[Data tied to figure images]
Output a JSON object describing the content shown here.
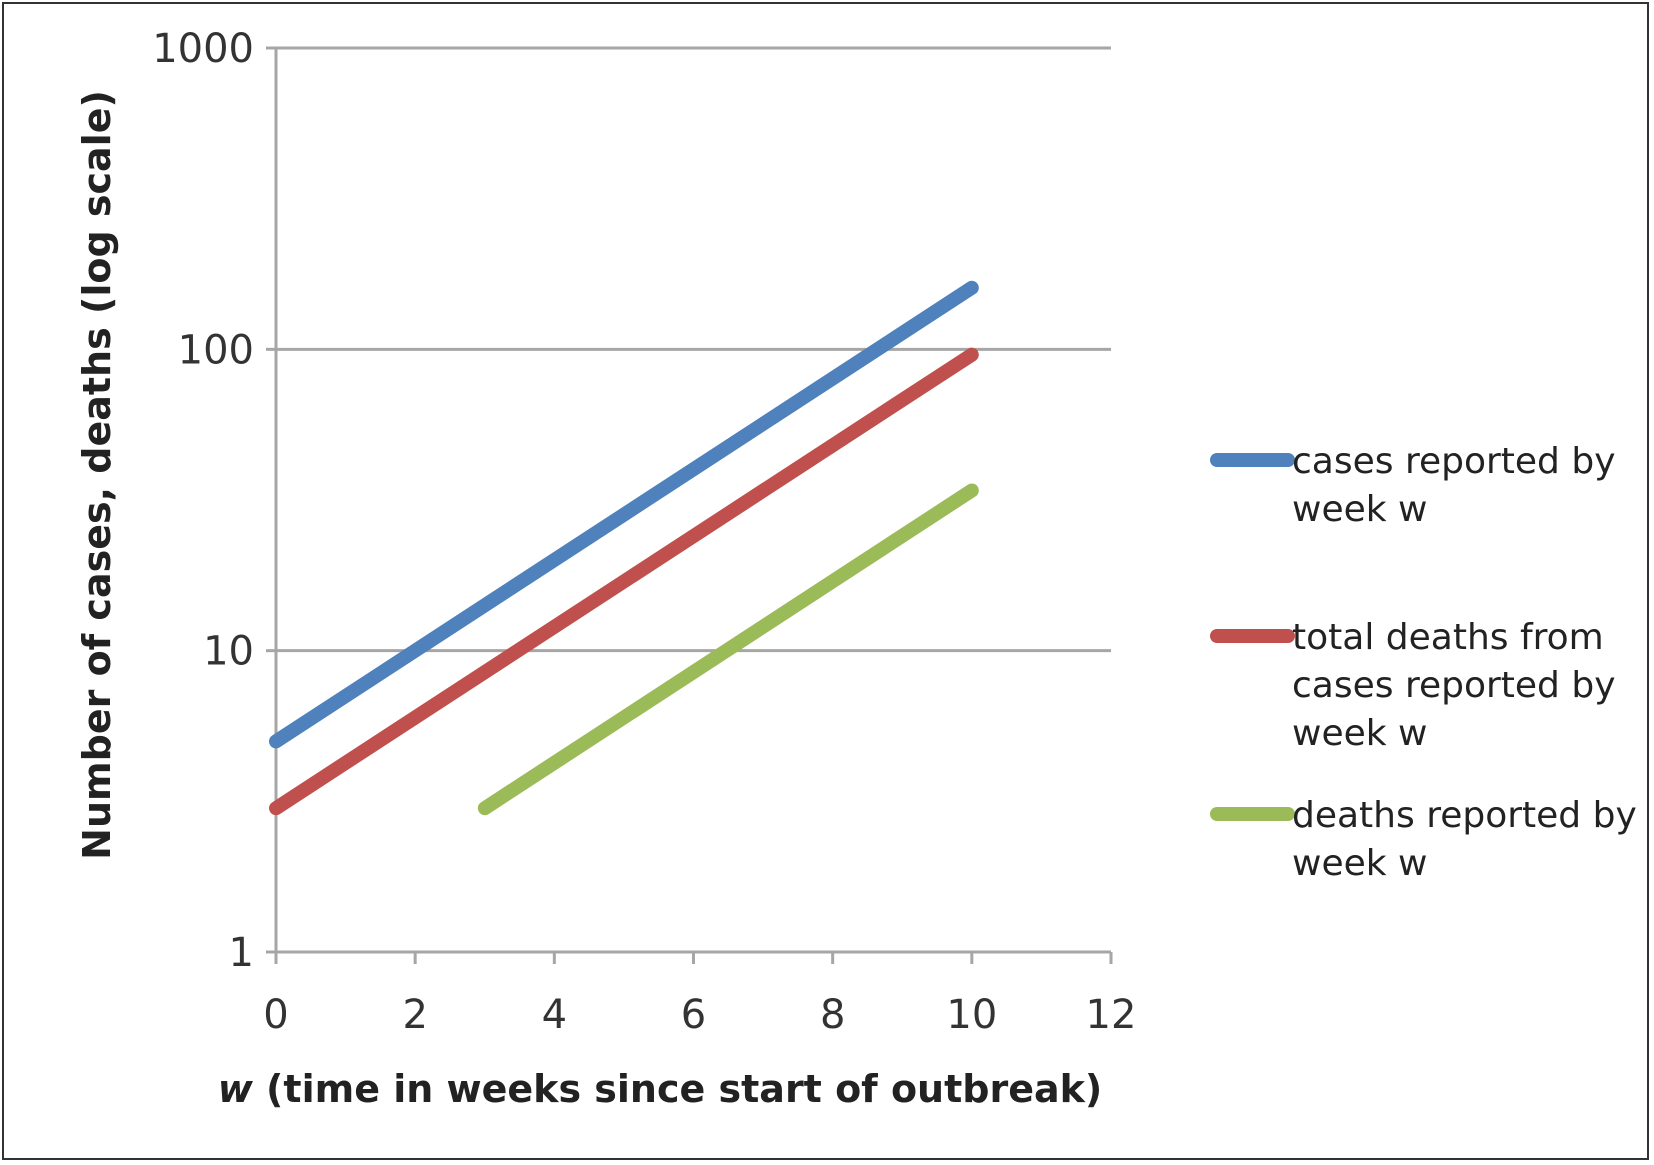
{
  "chart_data": {
    "type": "line",
    "title": "",
    "xlabel_var": "w",
    "xlabel_rest": " (time in weeks since start of outbreak)",
    "ylabel": "Number of cases, deaths (log scale)",
    "xlim": [
      0,
      12
    ],
    "ylim": [
      1,
      1000
    ],
    "y_scale": "log",
    "x_ticks": [
      0,
      2,
      4,
      6,
      8,
      10,
      12
    ],
    "x_tick_labels": [
      "0",
      "2",
      "4",
      "6",
      "8",
      "10",
      "12"
    ],
    "y_ticks": [
      1,
      10,
      100,
      1000
    ],
    "y_tick_labels": [
      "1",
      "10",
      "100",
      "1000"
    ],
    "grid": "horizontal major gridlines",
    "legend_position": "right",
    "series": [
      {
        "name": "cases reported by week w",
        "legend_lines": [
          "cases reported by",
          "week w"
        ],
        "color": "#4F81BD",
        "x": [
          0,
          10
        ],
        "y": [
          5,
          160
        ]
      },
      {
        "name": "total deaths from cases reported by week w",
        "legend_lines": [
          "total deaths from",
          "cases reported by",
          "week w"
        ],
        "color": "#C0504D",
        "x": [
          0,
          10
        ],
        "y": [
          3,
          96
        ]
      },
      {
        "name": "deaths reported by week w",
        "legend_lines": [
          "deaths reported by",
          "week w"
        ],
        "color": "#9BBB59",
        "x": [
          3,
          10
        ],
        "y": [
          3,
          34
        ]
      }
    ]
  }
}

§ **Exercise prompt**
Gather up the lines that contain the word "from".

§ **The solution**
        "name": "total deaths from cases reported by week w",
          "total deaths from",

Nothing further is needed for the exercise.